Retype each line exactly. Skip images.

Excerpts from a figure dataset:

★ ★ ★

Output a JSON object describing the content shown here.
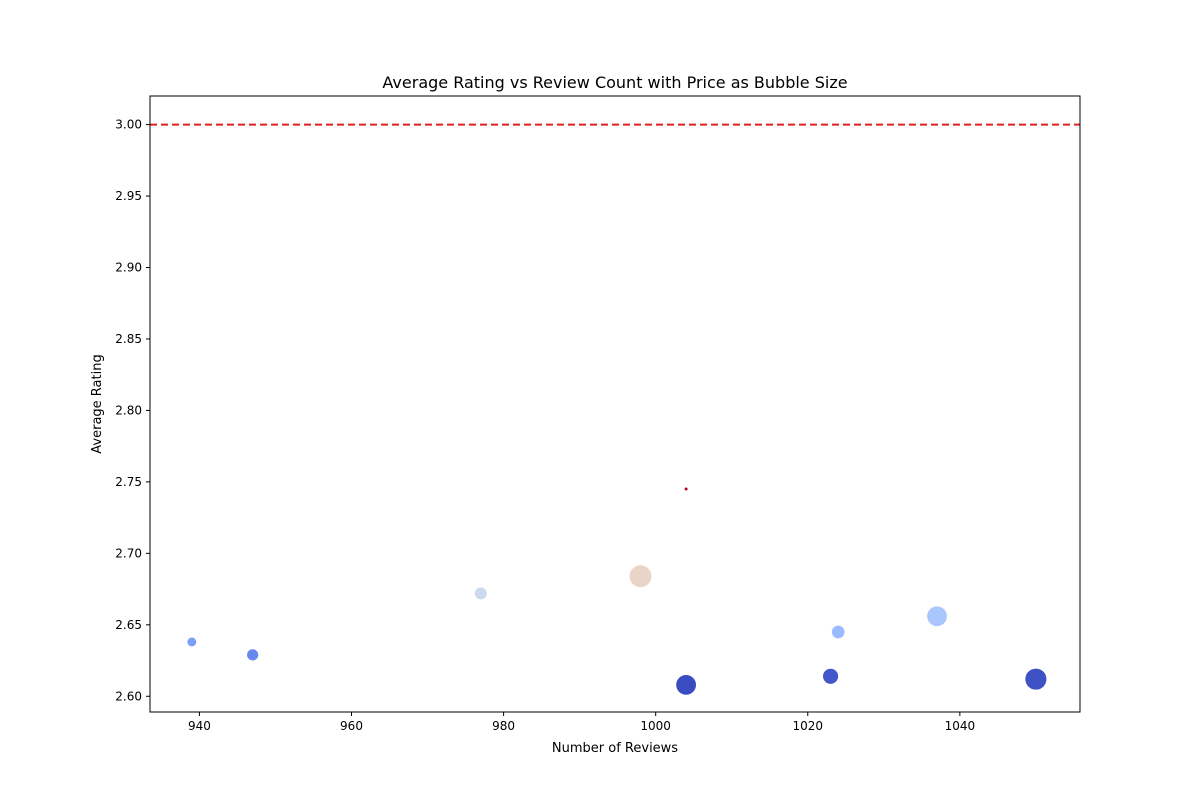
{
  "chart_data": {
    "type": "scatter",
    "title": "Average Rating vs Review Count with Price as Bubble Size",
    "xlabel": "Number of Reviews",
    "ylabel": "Average Rating",
    "xlim": [
      933.5,
      1055.8
    ],
    "ylim": [
      2.589,
      3.02
    ],
    "xticks": [
      940,
      960,
      980,
      1000,
      1020,
      1040
    ],
    "yticks": [
      2.6,
      2.65,
      2.7,
      2.75,
      2.8,
      2.85,
      2.9,
      2.95,
      3.0
    ],
    "ytick_labels": [
      "2.60",
      "2.65",
      "2.70",
      "2.75",
      "2.80",
      "2.85",
      "2.90",
      "2.95",
      "3.00"
    ],
    "grid": false,
    "reference_line": {
      "y": 3.0,
      "color": "#dd2222",
      "style": "dashed"
    },
    "points": [
      {
        "x": 939,
        "y": 2.638,
        "relative_size": 0.38,
        "color": "#7b9ff9"
      },
      {
        "x": 947,
        "y": 2.629,
        "relative_size": 0.47,
        "color": "#6788ee"
      },
      {
        "x": 977,
        "y": 2.672,
        "relative_size": 0.5,
        "color": "#cdd9ec"
      },
      {
        "x": 998,
        "y": 2.684,
        "relative_size": 0.88,
        "color": "#ead4c8"
      },
      {
        "x": 1004,
        "y": 2.745,
        "relative_size": 0.15,
        "color": "#b40426"
      },
      {
        "x": 1004,
        "y": 2.608,
        "relative_size": 0.8,
        "color": "#3b4cc0"
      },
      {
        "x": 1023,
        "y": 2.614,
        "relative_size": 0.62,
        "color": "#4257c9"
      },
      {
        "x": 1024,
        "y": 2.645,
        "relative_size": 0.53,
        "color": "#9abbff"
      },
      {
        "x": 1037,
        "y": 2.656,
        "relative_size": 0.8,
        "color": "#aac7fd"
      },
      {
        "x": 1050,
        "y": 2.612,
        "relative_size": 0.85,
        "color": "#3e51c5"
      }
    ]
  }
}
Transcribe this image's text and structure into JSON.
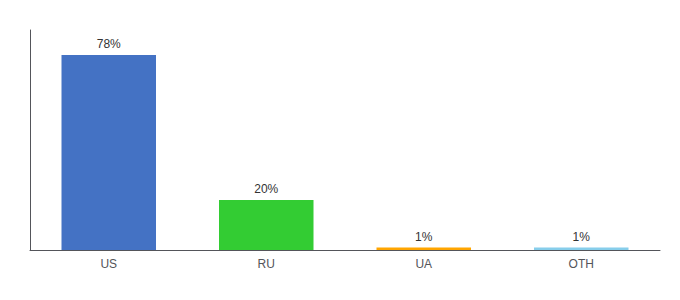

★ ★ ★

### Correct result:
Output a JSON object describing the content shown here.
{
  "chart_data": {
    "type": "scatter",
    "title": "Average Rating vs Review Count with Price as Bubble Size",
    "xlabel": "Number of Reviews",
    "ylabel": "Average Rating",
    "xlim": [
      933.5,
      1055.8
    ],
    "ylim": [
      2.589,
      3.02
    ],
    "xticks": [
      940,
      960,
      980,
      1000,
      1020,
      1040
    ],
    "yticks": [
      2.6,
      2.65,
      2.7,
      2.75,
      2.8,
      2.85,
      2.9,
      2.95,
      3.0
    ],
    "ytick_labels": [
      "2.60",
      "2.65",
      "2.70",
      "2.75",
      "2.80",
      "2.85",
      "2.90",
      "2.95",
      "3.00"
    ],
    "grid": false,
    "reference_line": {
      "y": 3.0,
      "color": "#dd2222",
      "style": "dashed"
    },
    "points": [
      {
        "x": 939,
        "y": 2.638,
        "relative_size": 0.38,
        "color": "#7b9ff9"
      },
      {
        "x": 947,
        "y": 2.629,
        "relative_size": 0.47,
        "color": "#6788ee"
      },
      {
        "x": 977,
        "y": 2.672,
        "relative_size": 0.5,
        "color": "#cdd9ec"
      },
      {
        "x": 998,
        "y": 2.684,
        "relative_size": 0.88,
        "color": "#ead4c8"
      },
      {
        "x": 1004,
        "y": 2.745,
        "relative_size": 0.15,
        "color": "#b40426"
      },
      {
        "x": 1004,
        "y": 2.608,
        "relative_size": 0.8,
        "color": "#3b4cc0"
      },
      {
        "x": 1023,
        "y": 2.614,
        "relative_size": 0.62,
        "color": "#4257c9"
      },
      {
        "x": 1024,
        "y": 2.645,
        "relative_size": 0.53,
        "color": "#9abbff"
      },
      {
        "x": 1037,
        "y": 2.656,
        "relative_size": 0.8,
        "color": "#aac7fd"
      },
      {
        "x": 1050,
        "y": 2.612,
        "relative_size": 0.85,
        "color": "#3e51c5"
      }
    ]
  }
}
Transcribe this image's text and structure into JSON.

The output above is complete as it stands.